● **WHAT TO DO**
Reproduce the stereo upmixing text below word for word, from "7. The method" down to "and the right input channel.".

1. A method comprising: receiving a stereo signal containing a left input channel and a right input channel; transforming, based at least on a short-time Fast Fourier Transform (s-t FFT), one or more windowed, overlapping sections of the stereo signal containing the left input channel and the right input channel, to generate one or more frequency bins for the left input channel and the right input channel; continuously mapping a magnitude for each of the one or more frequency bins to a panning coefficient indicative of a channel weight for extending the left input channel and the right input channel of the stereo signal to a multi-channel sound field; and generating, based at least on the continuous mapping and the panning coefficient, an upmixed multi-channel time domain audio signal, wherein the upmixed multi-channel time domain audio signal is used for playback in the multi-channel sound field.
2. The method of clause 1, further comprising: determining, for each of the one or more frequency bins for the left input channel and the right input channel, the magnitude, a phase, or combinations thereof, wherein the magnitude is indicative of a frequency amplitude of a frequency bin.
3. The method of clause 2, further comprising: calculating, based at least on the magnitude for each of the one or more frequency bins for the left input channel and the right input channel, a spectral summation.
4. The method of clause 3, further comprising: applying an exponential scaling function to rotate each of the one or more frequency bins for the left input channel and the right input channel, wherein the rotation redistributes each of the one or more frequency bins across a multiple channel speaker array; and generating, based at least on utilizing the spectral summation and the exponential scaling function, the upmixed multi-channel time domain audio signal.
5. The method of clause 1, wherein the panning coefficient is a signal -lev el independent scalar factor. 6. The method of clause 1, wherein a panning coefficient assigned to one or more frequency bins for the left input channel is reciprocal to a panning coefficient assigned to one or more of the frequency bins for the right input channel.
7. The method of clause 1, wherein the panning coefficient is indicative of a stereo localization within a sound field.
8. The method of clause 1, further comprising: inverting the panning coefficient for each of the one or more frequency bins for the left input channel and the right input channel.
9. The method of clause 1, wherein the magnitude for each of the one or more frequency bins for the left input channel and the right input channel, comprises a left magnitude, a right magnitude, or combinations thereof.

● **PROVIDED MATERIAL**

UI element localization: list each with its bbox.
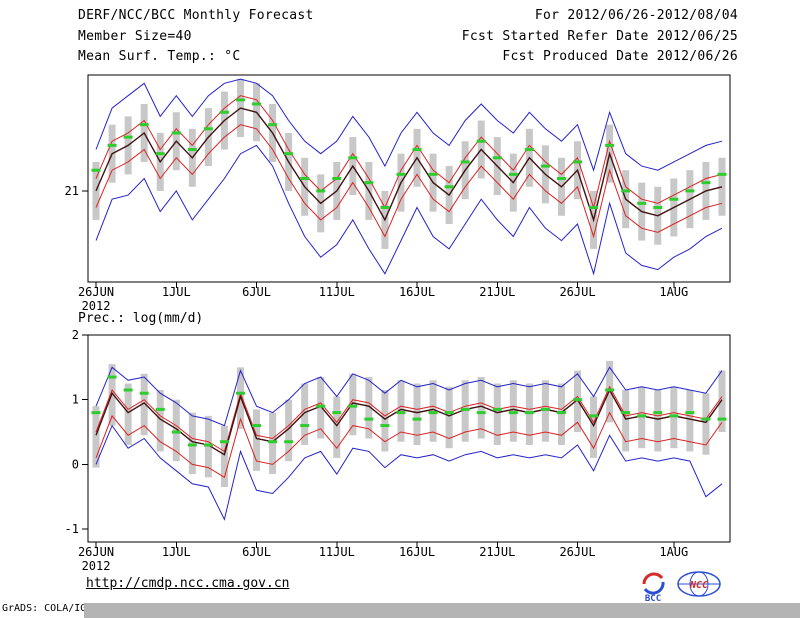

● **THE RESPONSE**
7. The method of clause 1, wherein the panning coefficient is indicative of a stereo localization within a sound field.
8. The method of clause 1, further comprising: inverting the panning coefficient for each of the one or more frequency bins for the left input channel and the right input channel.